= Instructions to follow =
Could you copy every line from the material below in which "魏晋以来" appears?

= Exercise materials =
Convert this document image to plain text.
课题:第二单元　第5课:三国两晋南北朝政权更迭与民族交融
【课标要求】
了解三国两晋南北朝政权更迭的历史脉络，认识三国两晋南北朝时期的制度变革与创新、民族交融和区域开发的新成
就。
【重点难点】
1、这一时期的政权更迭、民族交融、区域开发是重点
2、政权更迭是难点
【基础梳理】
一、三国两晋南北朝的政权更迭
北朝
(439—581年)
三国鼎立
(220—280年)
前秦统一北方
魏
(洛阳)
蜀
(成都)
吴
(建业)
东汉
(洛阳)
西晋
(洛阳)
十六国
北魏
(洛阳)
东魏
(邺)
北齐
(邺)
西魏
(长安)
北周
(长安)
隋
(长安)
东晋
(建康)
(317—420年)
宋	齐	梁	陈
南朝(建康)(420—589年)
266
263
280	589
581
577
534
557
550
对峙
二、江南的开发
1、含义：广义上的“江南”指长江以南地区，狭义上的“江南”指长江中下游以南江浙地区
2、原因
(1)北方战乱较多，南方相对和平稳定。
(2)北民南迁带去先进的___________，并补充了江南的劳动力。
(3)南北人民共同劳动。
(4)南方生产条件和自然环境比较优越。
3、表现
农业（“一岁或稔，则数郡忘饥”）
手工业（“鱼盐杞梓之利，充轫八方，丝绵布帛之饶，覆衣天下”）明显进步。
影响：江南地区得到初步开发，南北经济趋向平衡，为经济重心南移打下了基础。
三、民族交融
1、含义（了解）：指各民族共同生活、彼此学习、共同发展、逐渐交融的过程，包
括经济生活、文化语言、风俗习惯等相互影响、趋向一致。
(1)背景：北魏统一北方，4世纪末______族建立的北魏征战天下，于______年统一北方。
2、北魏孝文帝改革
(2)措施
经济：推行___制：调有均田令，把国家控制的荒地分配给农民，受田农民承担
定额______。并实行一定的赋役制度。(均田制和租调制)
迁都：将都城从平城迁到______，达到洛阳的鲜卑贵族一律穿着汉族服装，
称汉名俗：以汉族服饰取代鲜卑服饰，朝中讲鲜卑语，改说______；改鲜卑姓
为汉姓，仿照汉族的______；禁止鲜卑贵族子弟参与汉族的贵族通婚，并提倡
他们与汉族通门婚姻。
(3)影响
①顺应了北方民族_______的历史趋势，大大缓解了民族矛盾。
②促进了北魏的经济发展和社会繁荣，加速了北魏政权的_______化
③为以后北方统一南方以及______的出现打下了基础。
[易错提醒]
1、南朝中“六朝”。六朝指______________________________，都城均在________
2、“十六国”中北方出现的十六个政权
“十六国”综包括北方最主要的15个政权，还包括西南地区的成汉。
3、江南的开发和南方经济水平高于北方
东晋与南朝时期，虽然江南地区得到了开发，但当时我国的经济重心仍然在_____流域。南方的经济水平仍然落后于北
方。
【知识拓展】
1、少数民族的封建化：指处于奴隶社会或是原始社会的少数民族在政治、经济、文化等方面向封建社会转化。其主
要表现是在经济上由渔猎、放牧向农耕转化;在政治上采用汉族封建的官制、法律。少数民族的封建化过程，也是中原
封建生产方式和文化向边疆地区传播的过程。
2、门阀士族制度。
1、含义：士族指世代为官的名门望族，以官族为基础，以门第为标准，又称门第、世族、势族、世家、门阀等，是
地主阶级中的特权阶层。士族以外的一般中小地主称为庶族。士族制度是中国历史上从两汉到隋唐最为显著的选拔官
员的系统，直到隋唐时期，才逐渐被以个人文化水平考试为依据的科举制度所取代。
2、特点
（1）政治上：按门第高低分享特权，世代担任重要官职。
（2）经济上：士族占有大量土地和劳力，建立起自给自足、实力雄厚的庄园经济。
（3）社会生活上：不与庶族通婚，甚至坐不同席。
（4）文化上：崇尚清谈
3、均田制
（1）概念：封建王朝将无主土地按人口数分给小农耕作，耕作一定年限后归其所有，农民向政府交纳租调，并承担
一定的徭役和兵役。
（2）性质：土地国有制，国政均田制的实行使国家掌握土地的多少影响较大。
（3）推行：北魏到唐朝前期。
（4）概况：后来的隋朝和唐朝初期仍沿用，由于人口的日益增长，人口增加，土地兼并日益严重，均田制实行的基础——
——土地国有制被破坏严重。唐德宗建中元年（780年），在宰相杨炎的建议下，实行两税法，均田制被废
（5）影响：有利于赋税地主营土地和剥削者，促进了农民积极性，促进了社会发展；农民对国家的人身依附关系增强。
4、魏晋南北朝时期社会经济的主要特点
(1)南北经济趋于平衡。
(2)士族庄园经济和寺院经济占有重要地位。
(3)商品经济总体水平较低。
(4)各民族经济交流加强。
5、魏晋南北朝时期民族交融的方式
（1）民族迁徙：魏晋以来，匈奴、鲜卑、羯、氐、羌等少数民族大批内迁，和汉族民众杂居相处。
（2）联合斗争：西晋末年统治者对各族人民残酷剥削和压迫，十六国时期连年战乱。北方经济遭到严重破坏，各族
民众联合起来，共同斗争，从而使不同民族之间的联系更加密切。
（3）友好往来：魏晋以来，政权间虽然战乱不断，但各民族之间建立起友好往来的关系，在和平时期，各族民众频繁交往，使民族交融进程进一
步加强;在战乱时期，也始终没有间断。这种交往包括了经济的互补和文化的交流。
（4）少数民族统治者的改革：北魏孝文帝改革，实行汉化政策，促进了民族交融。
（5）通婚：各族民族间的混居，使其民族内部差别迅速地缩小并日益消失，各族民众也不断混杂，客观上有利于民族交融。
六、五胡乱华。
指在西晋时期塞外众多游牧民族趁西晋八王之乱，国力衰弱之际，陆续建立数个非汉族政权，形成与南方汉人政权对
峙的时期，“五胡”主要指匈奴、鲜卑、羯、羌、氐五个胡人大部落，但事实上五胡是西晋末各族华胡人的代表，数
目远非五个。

= Exercise result =
（1）民族迁徙：魏晋以来，匈奴、鲜卑、羯、氐、羌等少数民族大批内迁，和汉族民众杂居相处。
（3）友好往来：魏晋以来，政权间虽然战乱不断，但各民族之间建立起友好往来的关系，在和平时期，各族民众频繁交往，使民族交融进程进一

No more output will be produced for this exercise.